§ Requirements: Write out every line of the material exactly as it appears.

[Stored items from a collection]
* * *
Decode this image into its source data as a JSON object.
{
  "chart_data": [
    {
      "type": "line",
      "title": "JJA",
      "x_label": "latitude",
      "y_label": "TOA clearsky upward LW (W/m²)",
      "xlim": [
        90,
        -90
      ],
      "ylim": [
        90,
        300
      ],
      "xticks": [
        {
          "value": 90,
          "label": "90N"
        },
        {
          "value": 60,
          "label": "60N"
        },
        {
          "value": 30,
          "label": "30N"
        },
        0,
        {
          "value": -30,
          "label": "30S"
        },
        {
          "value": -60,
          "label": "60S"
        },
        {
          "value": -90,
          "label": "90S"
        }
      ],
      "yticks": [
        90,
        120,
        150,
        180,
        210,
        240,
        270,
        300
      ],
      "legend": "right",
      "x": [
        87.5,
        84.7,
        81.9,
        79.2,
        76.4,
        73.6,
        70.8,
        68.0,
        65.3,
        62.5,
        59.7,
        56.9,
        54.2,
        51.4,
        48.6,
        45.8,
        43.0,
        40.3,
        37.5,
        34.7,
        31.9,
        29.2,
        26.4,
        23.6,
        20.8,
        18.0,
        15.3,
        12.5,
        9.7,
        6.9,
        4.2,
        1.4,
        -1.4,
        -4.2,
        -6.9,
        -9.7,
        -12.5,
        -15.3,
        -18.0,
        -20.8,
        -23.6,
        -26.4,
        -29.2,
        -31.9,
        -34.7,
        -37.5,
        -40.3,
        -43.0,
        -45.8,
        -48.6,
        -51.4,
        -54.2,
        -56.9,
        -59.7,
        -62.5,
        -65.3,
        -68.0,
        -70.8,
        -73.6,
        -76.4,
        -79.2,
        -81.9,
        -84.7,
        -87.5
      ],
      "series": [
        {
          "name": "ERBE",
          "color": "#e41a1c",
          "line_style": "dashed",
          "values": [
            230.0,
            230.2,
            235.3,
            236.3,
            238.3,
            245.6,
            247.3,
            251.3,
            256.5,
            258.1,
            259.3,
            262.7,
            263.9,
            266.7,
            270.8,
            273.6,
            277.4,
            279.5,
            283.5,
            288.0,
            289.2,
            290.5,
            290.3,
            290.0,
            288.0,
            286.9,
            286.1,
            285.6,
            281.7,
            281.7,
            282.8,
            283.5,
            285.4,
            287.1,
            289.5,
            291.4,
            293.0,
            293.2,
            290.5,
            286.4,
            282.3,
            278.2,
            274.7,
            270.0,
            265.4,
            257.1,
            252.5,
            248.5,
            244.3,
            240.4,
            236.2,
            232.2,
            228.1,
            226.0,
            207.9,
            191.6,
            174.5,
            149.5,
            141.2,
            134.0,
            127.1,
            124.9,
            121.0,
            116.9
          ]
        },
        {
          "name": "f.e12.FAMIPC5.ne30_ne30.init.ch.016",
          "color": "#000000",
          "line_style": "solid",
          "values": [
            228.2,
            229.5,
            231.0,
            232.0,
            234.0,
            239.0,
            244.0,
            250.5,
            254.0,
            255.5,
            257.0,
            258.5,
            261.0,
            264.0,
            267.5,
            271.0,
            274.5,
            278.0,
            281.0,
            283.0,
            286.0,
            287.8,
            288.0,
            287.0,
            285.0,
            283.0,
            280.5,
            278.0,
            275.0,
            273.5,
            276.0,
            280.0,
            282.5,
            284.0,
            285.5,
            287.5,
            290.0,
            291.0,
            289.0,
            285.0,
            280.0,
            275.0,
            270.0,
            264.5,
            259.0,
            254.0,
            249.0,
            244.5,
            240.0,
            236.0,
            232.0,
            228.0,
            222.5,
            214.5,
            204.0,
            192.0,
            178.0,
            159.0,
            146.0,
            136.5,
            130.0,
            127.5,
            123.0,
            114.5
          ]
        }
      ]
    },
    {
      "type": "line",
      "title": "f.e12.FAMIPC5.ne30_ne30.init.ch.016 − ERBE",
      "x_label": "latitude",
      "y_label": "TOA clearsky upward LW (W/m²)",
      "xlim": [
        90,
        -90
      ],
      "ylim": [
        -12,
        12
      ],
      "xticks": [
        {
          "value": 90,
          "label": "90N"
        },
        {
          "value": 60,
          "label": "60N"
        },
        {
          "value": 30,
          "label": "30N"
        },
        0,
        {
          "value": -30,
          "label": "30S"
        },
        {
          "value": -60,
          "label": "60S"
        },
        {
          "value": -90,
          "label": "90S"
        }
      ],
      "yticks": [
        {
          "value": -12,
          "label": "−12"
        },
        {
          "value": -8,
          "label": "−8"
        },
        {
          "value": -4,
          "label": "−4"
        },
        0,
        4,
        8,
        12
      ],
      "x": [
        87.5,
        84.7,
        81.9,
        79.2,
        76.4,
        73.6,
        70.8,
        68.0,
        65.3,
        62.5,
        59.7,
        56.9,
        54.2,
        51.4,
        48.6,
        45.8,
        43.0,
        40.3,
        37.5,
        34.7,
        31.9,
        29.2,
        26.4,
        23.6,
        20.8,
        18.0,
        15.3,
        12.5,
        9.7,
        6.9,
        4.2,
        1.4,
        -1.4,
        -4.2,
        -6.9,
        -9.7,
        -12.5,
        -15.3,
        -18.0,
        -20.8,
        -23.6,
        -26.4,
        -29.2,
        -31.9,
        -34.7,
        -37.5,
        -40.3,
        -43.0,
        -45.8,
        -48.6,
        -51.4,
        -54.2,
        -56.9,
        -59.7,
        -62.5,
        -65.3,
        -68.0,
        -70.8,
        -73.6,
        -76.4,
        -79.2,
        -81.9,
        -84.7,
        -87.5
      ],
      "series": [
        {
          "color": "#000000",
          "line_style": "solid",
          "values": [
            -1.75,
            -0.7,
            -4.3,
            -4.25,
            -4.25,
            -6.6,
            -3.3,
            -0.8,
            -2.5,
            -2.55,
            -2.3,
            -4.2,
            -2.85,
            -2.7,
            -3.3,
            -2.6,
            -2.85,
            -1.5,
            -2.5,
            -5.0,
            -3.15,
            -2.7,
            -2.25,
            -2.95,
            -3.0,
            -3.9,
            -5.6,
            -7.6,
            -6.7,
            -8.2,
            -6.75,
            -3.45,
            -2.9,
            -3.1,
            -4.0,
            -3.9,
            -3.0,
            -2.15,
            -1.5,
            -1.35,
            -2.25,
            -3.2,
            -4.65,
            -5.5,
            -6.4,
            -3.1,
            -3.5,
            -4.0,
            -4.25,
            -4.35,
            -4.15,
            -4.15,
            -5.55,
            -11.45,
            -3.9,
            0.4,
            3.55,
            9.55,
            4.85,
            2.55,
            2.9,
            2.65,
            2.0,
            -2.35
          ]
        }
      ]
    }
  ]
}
* * *
§ Written solution:
Decode this image into its source data as a JSON object.
{
  "chart_data": [
    {
      "type": "line",
      "title": "JJA",
      "x_label": "latitude",
      "y_label": "TOA clearsky upward LW (W/m²)",
      "xlim": [
        90,
        -90
      ],
      "ylim": [
        90,
        300
      ],
      "xticks": [
        {
          "value": 90,
          "label": "90N"
        },
        {
          "value": 60,
          "label": "60N"
        },
        {
          "value": 30,
          "label": "30N"
        },
        0,
        {
          "value": -30,
          "label": "30S"
        },
        {
          "value": -60,
          "label": "60S"
        },
        {
          "value": -90,
          "label": "90S"
        }
      ],
      "yticks": [
        90,
        120,
        150,
        180,
        210,
        240,
        270,
        300
      ],
      "legend": "right",
      "x": [
        87.5,
        84.7,
        81.9,
        79.2,
        76.4,
        73.6,
        70.8,
        68.0,
        65.3,
        62.5,
        59.7,
        56.9,
        54.2,
        51.4,
        48.6,
        45.8,
        43.0,
        40.3,
        37.5,
        34.7,
        31.9,
        29.2,
        26.4,
        23.6,
        20.8,
        18.0,
        15.3,
        12.5,
        9.7,
        6.9,
        4.2,
        1.4,
        -1.4,
        -4.2,
        -6.9,
        -9.7,
        -12.5,
        -15.3,
        -18.0,
        -20.8,
        -23.6,
        -26.4,
        -29.2,
        -31.9,
        -34.7,
        -37.5,
        -40.3,
        -43.0,
        -45.8,
        -48.6,
        -51.4,
        -54.2,
        -56.9,
        -59.7,
        -62.5,
        -65.3,
        -68.0,
        -70.8,
        -73.6,
        -76.4,
        -79.2,
        -81.9,
        -84.7,
        -87.5
      ],
      "series": [
        {
          "name": "ERBE",
          "color": "#e41a1c",
          "line_style": "dashed",
          "values": [
            230.0,
            230.2,
            235.3,
            236.3,
            238.3,
            245.6,
            247.3,
            251.3,
            256.5,
            258.1,
            259.3,
            262.7,
            263.9,
            266.7,
            270.8,
            273.6,
            277.4,
            279.5,
            283.5,
            288.0,
            289.2,
            290.5,
            290.3,
            290.0,
            288.0,
            286.9,
            286.1,
            285.6,
            281.7,
            281.7,
            282.8,
            283.5,
            285.4,
            287.1,
            289.5,
            291.4,
            293.0,
            293.2,
            290.5,
            286.4,
            282.3,
            278.2,
            274.7,
            270.0,
            265.4,
            257.1,
            252.5,
            248.5,
            244.3,
            240.4,
            236.2,
            232.2,
            228.1,
            226.0,
            207.9,
            191.6,
            174.5,
            149.5,
            141.2,
            134.0,
            127.1,
            124.9,
            121.0,
            116.9
          ]
        },
        {
          "name": "f.e12.FAMIPC5.ne30_ne30.init.ch.016",
          "color": "#000000",
          "line_style": "solid",
          "values": [
            228.2,
            229.5,
            231.0,
            232.0,
            234.0,
            239.0,
            244.0,
            250.5,
            254.0,
            255.5,
            257.0,
            258.5,
            261.0,
            264.0,
            267.5,
            271.0,
            274.5,
            278.0,
            281.0,
            283.0,
            286.0,
            287.8,
            288.0,
            287.0,
            285.0,
            283.0,
            280.5,
            278.0,
            275.0,
            273.5,
            276.0,
            280.0,
            282.5,
            284.0,
            285.5,
            287.5,
            290.0,
            291.0,
            289.0,
            285.0,
            280.0,
            275.0,
            270.0,
            264.5,
            259.0,
            254.0,
            249.0,
            244.5,
            240.0,
            236.0,
            232.0,
            228.0,
            222.5,
            214.5,
            204.0,
            192.0,
            178.0,
            159.0,
            146.0,
            136.5,
            130.0,
            127.5,
            123.0,
            114.5
          ]
        }
      ]
    },
    {
      "type": "line",
      "title": "f.e12.FAMIPC5.ne30_ne30.init.ch.016 − ERBE",
      "x_label": "latitude",
      "y_label": "TOA clearsky upward LW (W/m²)",
      "xlim": [
        90,
        -90
      ],
      "ylim": [
        -12,
        12
      ],
      "xticks": [
        {
          "value": 90,
          "label": "90N"
        },
        {
          "value": 60,
          "label": "60N"
        },
        {
          "value": 30,
          "label": "30N"
        },
        0,
        {
          "value": -30,
          "label": "30S"
        },
        {
          "value": -60,
          "label": "60S"
        },
        {
          "value": -90,
          "label": "90S"
        }
      ],
      "yticks": [
        {
          "value": -12,
          "label": "−12"
        },
        {
          "value": -8,
          "label": "−8"
        },
        {
          "value": -4,
          "label": "−4"
        },
        0,
        4,
        8,
        12
      ],
      "x": [
        87.5,
        84.7,
        81.9,
        79.2,
        76.4,
        73.6,
        70.8,
        68.0,
        65.3,
        62.5,
        59.7,
        56.9,
        54.2,
        51.4,
        48.6,
        45.8,
        43.0,
        40.3,
        37.5,
        34.7,
        31.9,
        29.2,
        26.4,
        23.6,
        20.8,
        18.0,
        15.3,
        12.5,
        9.7,
        6.9,
        4.2,
        1.4,
        -1.4,
        -4.2,
        -6.9,
        -9.7,
        -12.5,
        -15.3,
        -18.0,
        -20.8,
        -23.6,
        -26.4,
        -29.2,
        -31.9,
        -34.7,
        -37.5,
        -40.3,
        -43.0,
        -45.8,
        -48.6,
        -51.4,
        -54.2,
        -56.9,
        -59.7,
        -62.5,
        -65.3,
        -68.0,
        -70.8,
        -73.6,
        -76.4,
        -79.2,
        -81.9,
        -84.7,
        -87.5
      ],
      "series": [
        {
          "color": "#000000",
          "line_style": "solid",
          "values": [
            -1.75,
            -0.7,
            -4.3,
            -4.25,
            -4.25,
            -6.6,
            -3.3,
            -0.8,
            -2.5,
            -2.55,
            -2.3,
            -4.2,
            -2.85,
            -2.7,
            -3.3,
            -2.6,
            -2.85,
            -1.5,
            -2.5,
            -5.0,
            -3.15,
            -2.7,
            -2.25,
            -2.95,
            -3.0,
            -3.9,
            -5.6,
            -7.6,
            -6.7,
            -8.2,
            -6.75,
            -3.45,
            -2.9,
            -3.1,
            -4.0,
            -3.9,
            -3.0,
            -2.15,
            -1.5,
            -1.35,
            -2.25,
            -3.2,
            -4.65,
            -5.5,
            -6.4,
            -3.1,
            -3.5,
            -4.0,
            -4.25,
            -4.35,
            -4.15,
            -4.15,
            -5.55,
            -11.45,
            -3.9,
            0.4,
            3.55,
            9.55,
            4.85,
            2.55,
            2.9,
            2.65,
            2.0,
            -2.35
          ]
        }
      ]
    }
  ]
}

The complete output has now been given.